◆ QUOTED PASSAGE:

Thank you for your help!

1 Like

You want to be looking as the display board. For me its mounted to the front cover.
Post a picture of your display board. If you look a couple posts up to a guide I posted you can see what it looks like.

The 60A1 has one, would that not work? Looks similar to this one: tssp77p38.pdf

Imgur

Created a guide for the Midea Follow me (midea.follow_me) feature for my unit: andy2002a/MideaESPHome_Follow_Me

I’m using the WF-60A1, but it should work on all other units too.

Thank you! I will give it a shot. What I have done for my 4 other minisplits (which don’t require the wf60a1) is that I soldered a IR transmitter to the dongle, I don’t want to mess up with the main board since it is a brand new system still under warranty. So I will try to do the same thing for the ducted unit that requires the wf60a1 and will report back on how it goes! thanks again for taking the time to put the detailed readme together!

Anyone knows if can I use CN3 connector to plug the ESP in the board of the wire controller?

This is CN3 pins inside wire controller

Judging by the diagram, you need a W950 connector. Look for him.

Did you try connecting the 485 adapter directly to the XYE screw terminals (CN9) on the board instead of the CN40? I have mine connected directly to the screws, and it works great.

It’s never been clear to me if the 4-wire (CN40) used by better thermo models is the same protocol as the ‘CCM’ bus (XYE). I always assumed CN40/4-wire was modbus, and the XYE is that Midea-specific protocol with multiple datapoints returned in a larger message packet. The fact that your thermostat came with a XYE adapter implies that it can talk both protocols, and I assume there’s lots of overlap.

◆ PROBLEMS TO WORK ON:
(1) In the forum thread about Midea units, where does one poster say they connected the 485 adapter instead of CN40?
(2) Carry on the forum thread about Midea units from its last post.
The lines after the forum thread are separate material and are not part of it.

Lines from a dataset
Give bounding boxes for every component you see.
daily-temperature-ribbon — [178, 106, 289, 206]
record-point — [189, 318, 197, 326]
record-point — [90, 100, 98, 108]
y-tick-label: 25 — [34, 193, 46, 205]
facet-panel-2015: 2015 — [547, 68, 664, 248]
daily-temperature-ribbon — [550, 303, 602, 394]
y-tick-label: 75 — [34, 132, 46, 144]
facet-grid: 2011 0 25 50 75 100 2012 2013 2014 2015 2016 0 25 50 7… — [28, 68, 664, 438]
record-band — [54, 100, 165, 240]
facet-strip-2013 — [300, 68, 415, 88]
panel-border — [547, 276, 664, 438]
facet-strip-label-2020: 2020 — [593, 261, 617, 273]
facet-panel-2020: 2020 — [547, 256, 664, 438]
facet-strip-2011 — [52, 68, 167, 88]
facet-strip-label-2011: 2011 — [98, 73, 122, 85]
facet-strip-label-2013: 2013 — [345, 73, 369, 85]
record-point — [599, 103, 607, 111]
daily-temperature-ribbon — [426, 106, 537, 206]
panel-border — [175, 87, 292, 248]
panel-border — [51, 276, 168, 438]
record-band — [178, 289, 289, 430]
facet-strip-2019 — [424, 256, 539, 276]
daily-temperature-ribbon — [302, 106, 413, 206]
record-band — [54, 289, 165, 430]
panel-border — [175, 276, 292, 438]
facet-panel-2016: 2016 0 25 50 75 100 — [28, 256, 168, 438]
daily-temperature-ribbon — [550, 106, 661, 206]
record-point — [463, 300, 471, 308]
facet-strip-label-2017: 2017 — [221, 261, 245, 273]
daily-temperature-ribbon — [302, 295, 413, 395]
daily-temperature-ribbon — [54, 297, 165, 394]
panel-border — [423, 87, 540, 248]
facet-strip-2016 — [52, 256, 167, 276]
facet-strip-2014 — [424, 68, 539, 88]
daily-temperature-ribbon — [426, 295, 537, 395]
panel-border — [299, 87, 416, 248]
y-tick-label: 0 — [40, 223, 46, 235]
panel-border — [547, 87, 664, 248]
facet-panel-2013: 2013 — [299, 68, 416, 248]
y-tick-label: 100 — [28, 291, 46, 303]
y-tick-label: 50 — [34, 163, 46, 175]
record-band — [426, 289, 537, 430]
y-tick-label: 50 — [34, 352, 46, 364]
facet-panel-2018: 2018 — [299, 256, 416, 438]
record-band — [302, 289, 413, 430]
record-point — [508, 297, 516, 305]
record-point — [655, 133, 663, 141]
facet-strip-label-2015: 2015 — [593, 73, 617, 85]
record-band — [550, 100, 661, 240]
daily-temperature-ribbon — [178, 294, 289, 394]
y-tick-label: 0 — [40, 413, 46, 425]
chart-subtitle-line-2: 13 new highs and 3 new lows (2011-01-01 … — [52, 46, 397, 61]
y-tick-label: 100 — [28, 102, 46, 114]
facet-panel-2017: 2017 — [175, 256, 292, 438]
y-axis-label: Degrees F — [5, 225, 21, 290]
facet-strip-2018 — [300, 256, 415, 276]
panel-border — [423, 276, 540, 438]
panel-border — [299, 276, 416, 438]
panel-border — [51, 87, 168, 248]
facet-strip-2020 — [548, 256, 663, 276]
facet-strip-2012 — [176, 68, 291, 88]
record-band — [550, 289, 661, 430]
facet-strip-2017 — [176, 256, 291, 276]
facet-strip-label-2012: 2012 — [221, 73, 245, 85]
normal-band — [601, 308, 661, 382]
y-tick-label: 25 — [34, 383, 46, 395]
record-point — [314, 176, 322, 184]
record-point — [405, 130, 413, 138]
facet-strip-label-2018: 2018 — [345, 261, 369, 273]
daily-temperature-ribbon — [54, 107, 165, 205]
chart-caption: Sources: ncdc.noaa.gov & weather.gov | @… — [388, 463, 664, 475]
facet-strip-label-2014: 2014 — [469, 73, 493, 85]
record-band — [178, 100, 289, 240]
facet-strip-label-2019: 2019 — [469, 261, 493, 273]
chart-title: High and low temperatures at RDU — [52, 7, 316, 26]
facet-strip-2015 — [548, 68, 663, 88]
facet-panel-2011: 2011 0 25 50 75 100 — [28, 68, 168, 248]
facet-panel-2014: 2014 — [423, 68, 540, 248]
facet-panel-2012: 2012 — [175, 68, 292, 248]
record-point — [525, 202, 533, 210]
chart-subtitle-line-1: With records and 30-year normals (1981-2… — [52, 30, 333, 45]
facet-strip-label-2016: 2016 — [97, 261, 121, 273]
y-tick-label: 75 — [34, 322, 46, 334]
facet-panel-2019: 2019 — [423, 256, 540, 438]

◆ ANSWERS TO THE TASKS:
(1) Directly to the XYE screw terminals (CN9) on the board.

(2)
I’ve been too cheap to buy one of the nicer 4-wire thermos, and my Pioneer unit (ducted) only came with the old/crappy 5-wire thermo, which only supports one-way communication thermostat → unit using the IR protocol. Technically, there’s one wire used by the unit to send its on/off status to the thermostat, which the thermo displays with a red led.

It would be cool if you could sniff the 4-wire thermo communication to see what those look like. I’m curious if there are more values that can be ‘queried’ or set over the XYE link. Maybe not, because the unit Midea sells to manually control these units with a standard thermostat taps into the actual control line that connects to the outdoor unit. I think the indoor unit is fairly ‘dumb’, and most of the interesting logic/controls are done by the outdoor side.

Hello,

due to the lack of documentation, i just started a bit for looking after the midea XYE protocol and which solution besides using the “usb” port inside the AC system could work together with a wired wall-mount remote.

I just saw that the wall control systems from bosch, junkers, remko look nearly the same and use nearly identical looking additional control boards.

Is there somewhere a documentation what systems are the same and which boards can be mixed?

They seem all to use XYE-Bus with just sometimes different supply voltage levels (12V/5V) [there is a commercial HVAC to KNX module with variants for Bosch, Midea … and all connect to the same port which in the generic manual of the module is described for rs485-like systems]

The KJR-120X*/TFBG-E looks like a “RC100 AC” or “KSACN0601AAA”

And the control board “MFB-X” like the “MC R”

What i think that my KJR120X1 may be nearly like a KJR-120X2 but is just missing a voltage regulator (for 12V to 5V), there seems to be an option for that on the pcb just bridged by a 0Ohm resistor.

Has anyone an inseide picture of the KJR-120X/TFBG-E? or KJR120G*? The documentation on that remotes is really confusing because in the catalog a different integration board is described as needed .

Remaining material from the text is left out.